── Data shown ──
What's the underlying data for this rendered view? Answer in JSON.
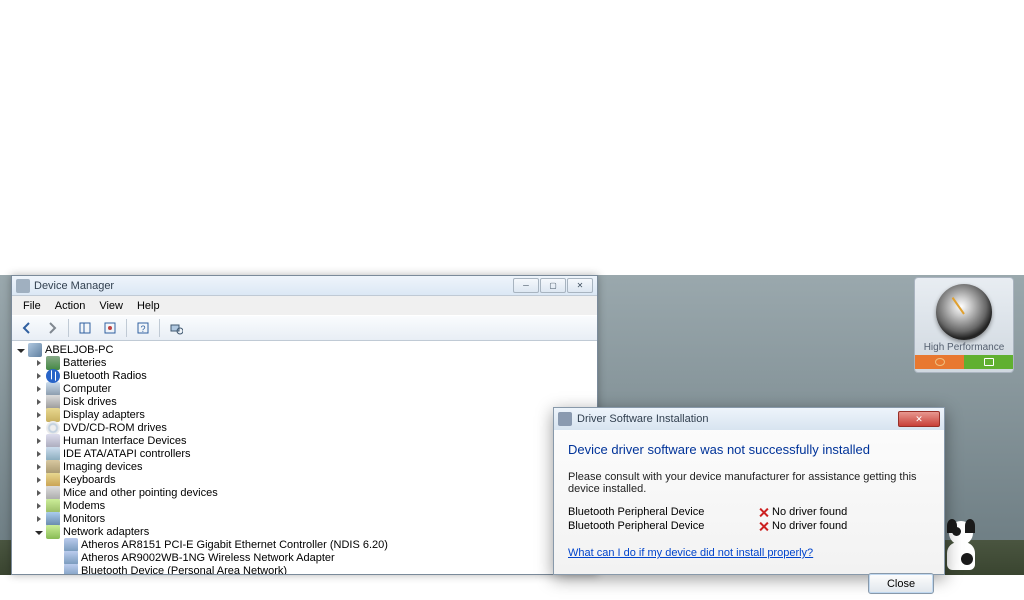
{
  "device_manager": {
    "title": "Device Manager",
    "menu": {
      "file": "File",
      "action": "Action",
      "view": "View",
      "help": "Help"
    },
    "root": "ABELJOB-PC",
    "categories": [
      {
        "label": "Batteries",
        "icon": "ic-bat"
      },
      {
        "label": "Bluetooth Radios",
        "icon": "ic-bt"
      },
      {
        "label": "Computer",
        "icon": "ic-comp"
      },
      {
        "label": "Disk drives",
        "icon": "ic-disk"
      },
      {
        "label": "Display adapters",
        "icon": "ic-disp"
      },
      {
        "label": "DVD/CD-ROM drives",
        "icon": "ic-dvd"
      },
      {
        "label": "Human Interface Devices",
        "icon": "ic-hid"
      },
      {
        "label": "IDE ATA/ATAPI controllers",
        "icon": "ic-ide"
      },
      {
        "label": "Imaging devices",
        "icon": "ic-img"
      },
      {
        "label": "Keyboards",
        "icon": "ic-kb"
      },
      {
        "label": "Mice and other pointing devices",
        "icon": "ic-mouse"
      },
      {
        "label": "Modems",
        "icon": "ic-modem"
      },
      {
        "label": "Monitors",
        "icon": "ic-mon"
      },
      {
        "label": "Network adapters",
        "icon": "ic-net",
        "open": true,
        "children": [
          {
            "label": "Atheros AR8151 PCI-E Gigabit Ethernet Controller (NDIS 6.20)",
            "icon": "ic-neta"
          },
          {
            "label": "Atheros AR9002WB-1NG Wireless Network Adapter",
            "icon": "ic-neta"
          },
          {
            "label": "Bluetooth Device (Personal Area Network)",
            "icon": "ic-neta"
          }
        ]
      }
    ]
  },
  "driver_dialog": {
    "title": "Driver Software Installation",
    "heading": "Device driver software was not successfully installed",
    "instruction": "Please consult with your device manufacturer for assistance getting this device installed.",
    "devices": [
      {
        "name": "Bluetooth Peripheral Device",
        "status": "No driver found"
      },
      {
        "name": "Bluetooth Peripheral Device",
        "status": "No driver found"
      }
    ],
    "help_link": "What can I do if my device did not install properly?",
    "close": "Close"
  },
  "perf_widget": {
    "label": "High Performance"
  }
}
───
- _Work to be completed_
Work out the count of lines containing the word "drives", then write only that count.

- _Full answer_
2